Angezeigter Text>
Elektrofachmann mit Ladengeschäft – Schmiedestr. 2 in Rethen
Der Elektrofachmann Karl Bollmann war mit seinem handwerklichen Können und seinem Ladengeschäft in der Zeit vom Anfang der 1920er Jahre bis 1955 allseits bekannt in Rethen.
Enkelsohn Heinrich Reinecke (Jahrgang 1937) berichtete von seinem Großvater mütterlicherseits Karl Bollmann, den er als eine besonders dynamische Persönlichkeit in Erinnerung hat. Während der Kriegs- und Nachkriegszeit sowie Soldatenzeit seines Vaters hat er mit seiner Mutter Louise Reinecke geb. Bollmann und seinen beiden Schwestern viel Zeit im Rethener Anwesen verbracht. Es ging ihnen besser als vielen anderen, denn die Großeltern Bollmann konnten alle gut versorgen. Karl Bollmann hatte nicht nur ein Elektro- und Installationsgeschäft, sondern hatte auf seinem Grundstück auch Obst und Gemüse sowie viele Nutztiere wie Schweine, Schafe, eine Ziege und jede Art von Geflügel. Er war in der Zeit der Lebensmittelkarten ein sogenannter Selbstversorger.

Datenzeilen>

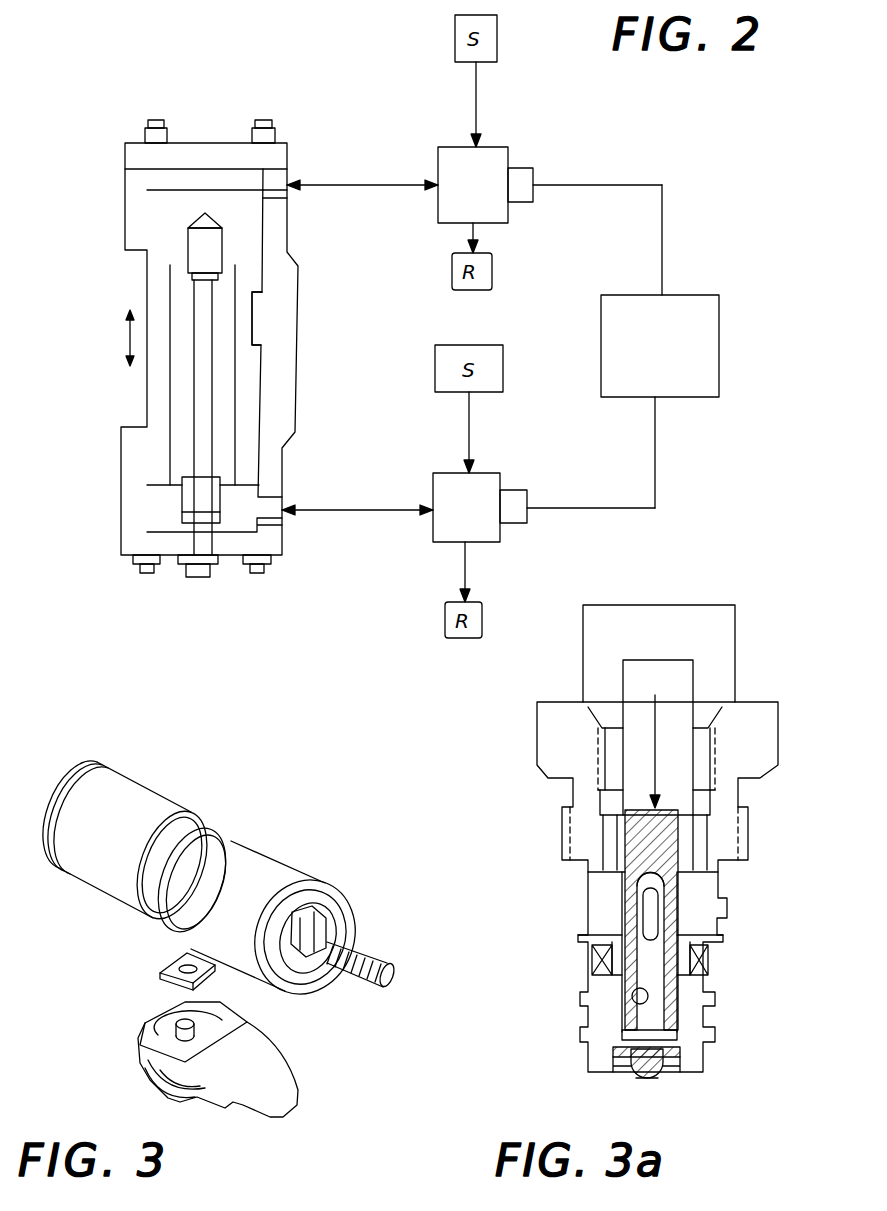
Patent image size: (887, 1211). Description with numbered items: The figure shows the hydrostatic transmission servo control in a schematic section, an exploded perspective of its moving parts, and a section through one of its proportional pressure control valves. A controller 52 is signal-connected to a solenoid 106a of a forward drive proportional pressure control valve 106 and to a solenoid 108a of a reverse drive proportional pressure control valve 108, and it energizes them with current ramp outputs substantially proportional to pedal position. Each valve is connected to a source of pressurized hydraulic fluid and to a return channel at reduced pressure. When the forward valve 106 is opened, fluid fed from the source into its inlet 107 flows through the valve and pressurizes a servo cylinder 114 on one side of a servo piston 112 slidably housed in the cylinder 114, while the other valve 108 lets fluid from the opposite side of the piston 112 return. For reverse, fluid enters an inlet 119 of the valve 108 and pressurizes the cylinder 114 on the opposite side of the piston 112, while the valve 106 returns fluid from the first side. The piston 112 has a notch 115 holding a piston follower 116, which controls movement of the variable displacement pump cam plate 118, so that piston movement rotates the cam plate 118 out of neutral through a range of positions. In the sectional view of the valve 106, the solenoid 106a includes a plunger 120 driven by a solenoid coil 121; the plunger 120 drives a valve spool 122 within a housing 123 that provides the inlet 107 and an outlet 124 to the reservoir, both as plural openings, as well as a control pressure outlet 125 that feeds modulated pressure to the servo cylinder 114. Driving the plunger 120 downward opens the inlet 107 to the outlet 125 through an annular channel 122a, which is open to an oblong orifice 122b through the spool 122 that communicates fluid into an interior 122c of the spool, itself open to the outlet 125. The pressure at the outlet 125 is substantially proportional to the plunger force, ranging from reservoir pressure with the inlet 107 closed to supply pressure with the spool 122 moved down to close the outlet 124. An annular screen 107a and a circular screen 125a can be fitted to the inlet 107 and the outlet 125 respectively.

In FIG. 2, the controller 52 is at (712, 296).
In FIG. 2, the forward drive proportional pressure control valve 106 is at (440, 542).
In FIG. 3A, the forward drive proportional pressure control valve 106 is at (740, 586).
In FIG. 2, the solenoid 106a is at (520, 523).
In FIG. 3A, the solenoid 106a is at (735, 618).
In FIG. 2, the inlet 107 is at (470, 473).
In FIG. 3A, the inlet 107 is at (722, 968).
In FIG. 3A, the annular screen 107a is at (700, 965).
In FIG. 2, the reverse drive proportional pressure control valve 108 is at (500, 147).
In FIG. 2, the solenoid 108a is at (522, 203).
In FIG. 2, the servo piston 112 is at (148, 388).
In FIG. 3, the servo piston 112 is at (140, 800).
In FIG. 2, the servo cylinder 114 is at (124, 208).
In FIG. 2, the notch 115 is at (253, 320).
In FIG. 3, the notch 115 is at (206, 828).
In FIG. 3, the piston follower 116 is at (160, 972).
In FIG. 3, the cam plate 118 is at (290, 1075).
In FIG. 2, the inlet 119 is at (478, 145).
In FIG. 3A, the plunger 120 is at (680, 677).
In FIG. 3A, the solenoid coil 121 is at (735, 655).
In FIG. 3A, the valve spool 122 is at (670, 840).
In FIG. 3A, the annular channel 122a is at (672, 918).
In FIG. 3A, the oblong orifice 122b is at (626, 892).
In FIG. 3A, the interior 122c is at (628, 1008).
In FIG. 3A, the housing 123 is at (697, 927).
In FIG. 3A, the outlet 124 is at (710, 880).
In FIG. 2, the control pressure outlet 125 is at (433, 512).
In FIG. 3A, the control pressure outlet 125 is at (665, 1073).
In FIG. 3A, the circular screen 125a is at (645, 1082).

Aufgabendetails> Gib aus dem Text über den Elektrofachmann Karl Bollmann den Abschnitt wortgetreu wieder, der mit den Worten „Enkelsohn Heinrich Reinecke“ einsetzt und nach den Worten „ein sogenannter Selbstversorger.“ aufhört.

Vollständige Ausgabe>
Enkelsohn Heinrich Reinecke (Jahrgang 1937) berichtete von seinem Großvater mütterlicherseits Karl Bollmann, den er als eine besonders dynamische Persönlichkeit in Erinnerung hat. Während der Kriegs- und Nachkriegszeit sowie Soldatenzeit seines Vaters hat er mit seiner Mutter Louise Reinecke geb. Bollmann und seinen beiden Schwestern viel Zeit im Rethener Anwesen verbracht. Es ging ihnen besser als vielen anderen, denn die Großeltern Bollmann konnten alle gut versorgen. Karl Bollmann hatte nicht nur ein Elektro- und Installationsgeschäft, sondern hatte auf seinem Grundstück auch Obst und Gemüse sowie viele Nutztiere wie Schweine, Schafe, eine Ziege und jede Art von Geflügel. Er war in der Zeit der Lebensmittelkarten ein sogenannter Selbstversorger.